◆ **Task description**
Find the word "Adjust" in the data. Return every line where it appears.

(Stored items from a collection)
--- Start ---

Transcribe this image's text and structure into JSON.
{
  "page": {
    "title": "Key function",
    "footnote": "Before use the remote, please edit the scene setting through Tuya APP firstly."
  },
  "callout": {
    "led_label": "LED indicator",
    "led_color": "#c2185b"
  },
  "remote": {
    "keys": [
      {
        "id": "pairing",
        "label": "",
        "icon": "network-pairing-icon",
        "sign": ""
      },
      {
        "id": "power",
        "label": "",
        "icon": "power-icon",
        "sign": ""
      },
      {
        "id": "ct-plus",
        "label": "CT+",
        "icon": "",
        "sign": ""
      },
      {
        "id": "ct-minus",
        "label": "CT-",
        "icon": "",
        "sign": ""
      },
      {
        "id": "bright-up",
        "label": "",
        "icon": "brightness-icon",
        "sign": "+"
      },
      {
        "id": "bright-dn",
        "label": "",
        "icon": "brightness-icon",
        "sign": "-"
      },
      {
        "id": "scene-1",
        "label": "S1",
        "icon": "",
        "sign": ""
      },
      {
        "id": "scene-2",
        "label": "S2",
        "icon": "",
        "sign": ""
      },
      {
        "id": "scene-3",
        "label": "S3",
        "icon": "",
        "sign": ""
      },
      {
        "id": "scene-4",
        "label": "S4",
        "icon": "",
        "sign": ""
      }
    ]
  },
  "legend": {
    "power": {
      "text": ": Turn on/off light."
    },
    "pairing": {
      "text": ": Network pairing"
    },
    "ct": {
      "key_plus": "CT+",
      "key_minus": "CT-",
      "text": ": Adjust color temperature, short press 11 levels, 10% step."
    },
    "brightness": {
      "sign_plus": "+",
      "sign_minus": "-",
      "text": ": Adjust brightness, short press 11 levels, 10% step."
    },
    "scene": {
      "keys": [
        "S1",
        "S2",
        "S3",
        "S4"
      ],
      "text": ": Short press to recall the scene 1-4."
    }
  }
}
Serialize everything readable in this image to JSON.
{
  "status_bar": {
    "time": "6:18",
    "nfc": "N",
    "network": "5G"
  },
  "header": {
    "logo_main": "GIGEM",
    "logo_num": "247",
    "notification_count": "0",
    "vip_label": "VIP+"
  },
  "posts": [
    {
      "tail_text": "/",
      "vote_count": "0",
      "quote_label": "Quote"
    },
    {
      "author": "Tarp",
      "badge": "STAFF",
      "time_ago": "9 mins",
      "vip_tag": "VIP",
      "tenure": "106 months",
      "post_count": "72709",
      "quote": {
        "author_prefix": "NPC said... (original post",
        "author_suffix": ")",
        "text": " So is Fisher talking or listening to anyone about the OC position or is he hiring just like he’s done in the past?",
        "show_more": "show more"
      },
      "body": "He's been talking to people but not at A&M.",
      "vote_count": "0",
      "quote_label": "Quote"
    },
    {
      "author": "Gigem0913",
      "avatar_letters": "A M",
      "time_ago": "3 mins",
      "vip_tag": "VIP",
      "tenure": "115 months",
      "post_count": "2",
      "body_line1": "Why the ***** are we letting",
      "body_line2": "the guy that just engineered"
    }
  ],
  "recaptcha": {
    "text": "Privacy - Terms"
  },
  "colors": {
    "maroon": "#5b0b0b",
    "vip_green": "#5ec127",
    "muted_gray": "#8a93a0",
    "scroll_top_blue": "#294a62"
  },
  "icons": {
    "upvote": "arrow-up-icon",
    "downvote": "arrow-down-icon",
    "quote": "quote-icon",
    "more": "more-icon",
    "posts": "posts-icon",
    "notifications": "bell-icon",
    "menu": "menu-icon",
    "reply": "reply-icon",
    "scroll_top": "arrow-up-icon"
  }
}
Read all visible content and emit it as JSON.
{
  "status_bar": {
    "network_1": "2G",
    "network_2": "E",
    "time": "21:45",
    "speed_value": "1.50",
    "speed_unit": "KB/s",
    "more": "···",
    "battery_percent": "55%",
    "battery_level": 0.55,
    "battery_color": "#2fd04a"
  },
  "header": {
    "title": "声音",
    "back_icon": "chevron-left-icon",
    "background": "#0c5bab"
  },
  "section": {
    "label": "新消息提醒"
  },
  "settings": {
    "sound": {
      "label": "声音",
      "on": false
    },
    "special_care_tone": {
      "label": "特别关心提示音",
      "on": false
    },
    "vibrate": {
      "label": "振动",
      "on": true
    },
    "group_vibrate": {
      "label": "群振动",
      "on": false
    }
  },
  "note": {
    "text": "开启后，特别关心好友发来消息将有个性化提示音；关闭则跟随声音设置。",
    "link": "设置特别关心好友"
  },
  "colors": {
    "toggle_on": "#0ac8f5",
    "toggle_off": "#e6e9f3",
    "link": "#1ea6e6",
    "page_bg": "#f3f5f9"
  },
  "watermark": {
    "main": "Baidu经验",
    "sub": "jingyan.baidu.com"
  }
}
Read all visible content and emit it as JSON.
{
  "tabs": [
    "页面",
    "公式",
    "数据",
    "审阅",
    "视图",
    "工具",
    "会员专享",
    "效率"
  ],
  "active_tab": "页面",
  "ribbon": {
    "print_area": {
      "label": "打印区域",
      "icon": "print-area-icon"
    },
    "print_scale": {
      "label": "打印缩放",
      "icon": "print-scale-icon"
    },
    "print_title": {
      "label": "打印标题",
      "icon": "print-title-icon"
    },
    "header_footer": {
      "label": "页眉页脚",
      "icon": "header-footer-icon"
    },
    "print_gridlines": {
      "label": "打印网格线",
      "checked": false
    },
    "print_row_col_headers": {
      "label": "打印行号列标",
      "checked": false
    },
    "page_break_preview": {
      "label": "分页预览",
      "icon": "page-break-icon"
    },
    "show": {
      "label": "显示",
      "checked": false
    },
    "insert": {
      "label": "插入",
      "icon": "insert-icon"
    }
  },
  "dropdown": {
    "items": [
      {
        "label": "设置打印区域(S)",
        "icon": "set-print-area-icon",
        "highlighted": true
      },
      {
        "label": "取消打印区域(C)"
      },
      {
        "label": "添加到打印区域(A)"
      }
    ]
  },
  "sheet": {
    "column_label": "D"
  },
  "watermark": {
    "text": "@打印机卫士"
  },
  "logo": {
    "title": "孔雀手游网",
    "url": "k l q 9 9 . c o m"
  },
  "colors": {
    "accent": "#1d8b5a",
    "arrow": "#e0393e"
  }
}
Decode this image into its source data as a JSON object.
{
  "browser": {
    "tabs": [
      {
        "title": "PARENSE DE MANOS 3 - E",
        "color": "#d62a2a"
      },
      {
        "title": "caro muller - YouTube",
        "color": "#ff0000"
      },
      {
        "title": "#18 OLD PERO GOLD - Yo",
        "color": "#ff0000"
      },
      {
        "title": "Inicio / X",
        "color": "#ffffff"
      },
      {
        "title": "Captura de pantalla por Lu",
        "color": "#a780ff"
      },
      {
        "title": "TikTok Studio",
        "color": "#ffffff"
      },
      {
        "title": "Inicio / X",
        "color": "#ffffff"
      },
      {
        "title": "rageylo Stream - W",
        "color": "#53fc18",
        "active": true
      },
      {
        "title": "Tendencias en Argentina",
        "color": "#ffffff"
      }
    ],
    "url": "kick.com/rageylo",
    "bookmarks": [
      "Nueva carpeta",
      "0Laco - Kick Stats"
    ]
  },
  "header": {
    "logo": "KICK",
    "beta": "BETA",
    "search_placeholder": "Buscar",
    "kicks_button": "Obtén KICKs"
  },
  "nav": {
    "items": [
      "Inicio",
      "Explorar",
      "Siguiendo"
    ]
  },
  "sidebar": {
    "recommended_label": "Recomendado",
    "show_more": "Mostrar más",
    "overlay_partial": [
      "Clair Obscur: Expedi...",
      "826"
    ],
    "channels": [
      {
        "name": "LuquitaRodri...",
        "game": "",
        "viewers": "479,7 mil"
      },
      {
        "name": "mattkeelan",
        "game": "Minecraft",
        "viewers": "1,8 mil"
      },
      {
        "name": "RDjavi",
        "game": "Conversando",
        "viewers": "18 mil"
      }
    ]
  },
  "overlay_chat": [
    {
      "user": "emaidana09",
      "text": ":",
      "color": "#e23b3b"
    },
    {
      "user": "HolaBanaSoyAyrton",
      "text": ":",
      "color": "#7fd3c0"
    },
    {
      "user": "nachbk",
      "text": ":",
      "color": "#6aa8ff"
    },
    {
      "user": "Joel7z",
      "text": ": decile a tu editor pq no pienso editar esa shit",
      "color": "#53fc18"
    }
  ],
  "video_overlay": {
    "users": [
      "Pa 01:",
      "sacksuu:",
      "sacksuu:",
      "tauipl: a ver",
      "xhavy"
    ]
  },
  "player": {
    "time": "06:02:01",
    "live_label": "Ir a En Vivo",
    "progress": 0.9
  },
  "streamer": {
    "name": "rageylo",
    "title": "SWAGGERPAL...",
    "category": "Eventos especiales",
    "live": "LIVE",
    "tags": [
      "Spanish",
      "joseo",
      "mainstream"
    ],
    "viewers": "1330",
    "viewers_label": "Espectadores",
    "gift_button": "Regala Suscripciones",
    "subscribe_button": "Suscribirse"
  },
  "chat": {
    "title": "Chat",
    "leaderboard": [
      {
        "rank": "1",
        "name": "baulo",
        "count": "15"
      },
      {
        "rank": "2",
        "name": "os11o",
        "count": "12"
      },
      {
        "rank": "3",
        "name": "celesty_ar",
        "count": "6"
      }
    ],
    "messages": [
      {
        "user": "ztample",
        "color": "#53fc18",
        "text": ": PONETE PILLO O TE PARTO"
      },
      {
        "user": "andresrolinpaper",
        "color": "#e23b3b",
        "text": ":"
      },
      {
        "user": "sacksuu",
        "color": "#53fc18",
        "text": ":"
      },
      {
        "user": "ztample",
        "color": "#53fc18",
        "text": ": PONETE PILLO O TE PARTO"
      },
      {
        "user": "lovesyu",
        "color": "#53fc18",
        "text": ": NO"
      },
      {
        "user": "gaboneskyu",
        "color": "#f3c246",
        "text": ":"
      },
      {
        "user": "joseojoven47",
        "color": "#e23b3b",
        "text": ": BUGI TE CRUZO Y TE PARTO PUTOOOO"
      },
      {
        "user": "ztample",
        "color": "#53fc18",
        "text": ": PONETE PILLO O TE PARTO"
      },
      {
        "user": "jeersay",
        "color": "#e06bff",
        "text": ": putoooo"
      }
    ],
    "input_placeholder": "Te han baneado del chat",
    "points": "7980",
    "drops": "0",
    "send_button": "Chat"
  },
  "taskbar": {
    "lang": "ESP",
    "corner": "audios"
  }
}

--- End ---

◆ **Answer to this problem**
      "text": ": Adjust color temperature, short press 11 levels, 10% step."
      "text": ": Adjust brightness, short press 11 levels, 10% step."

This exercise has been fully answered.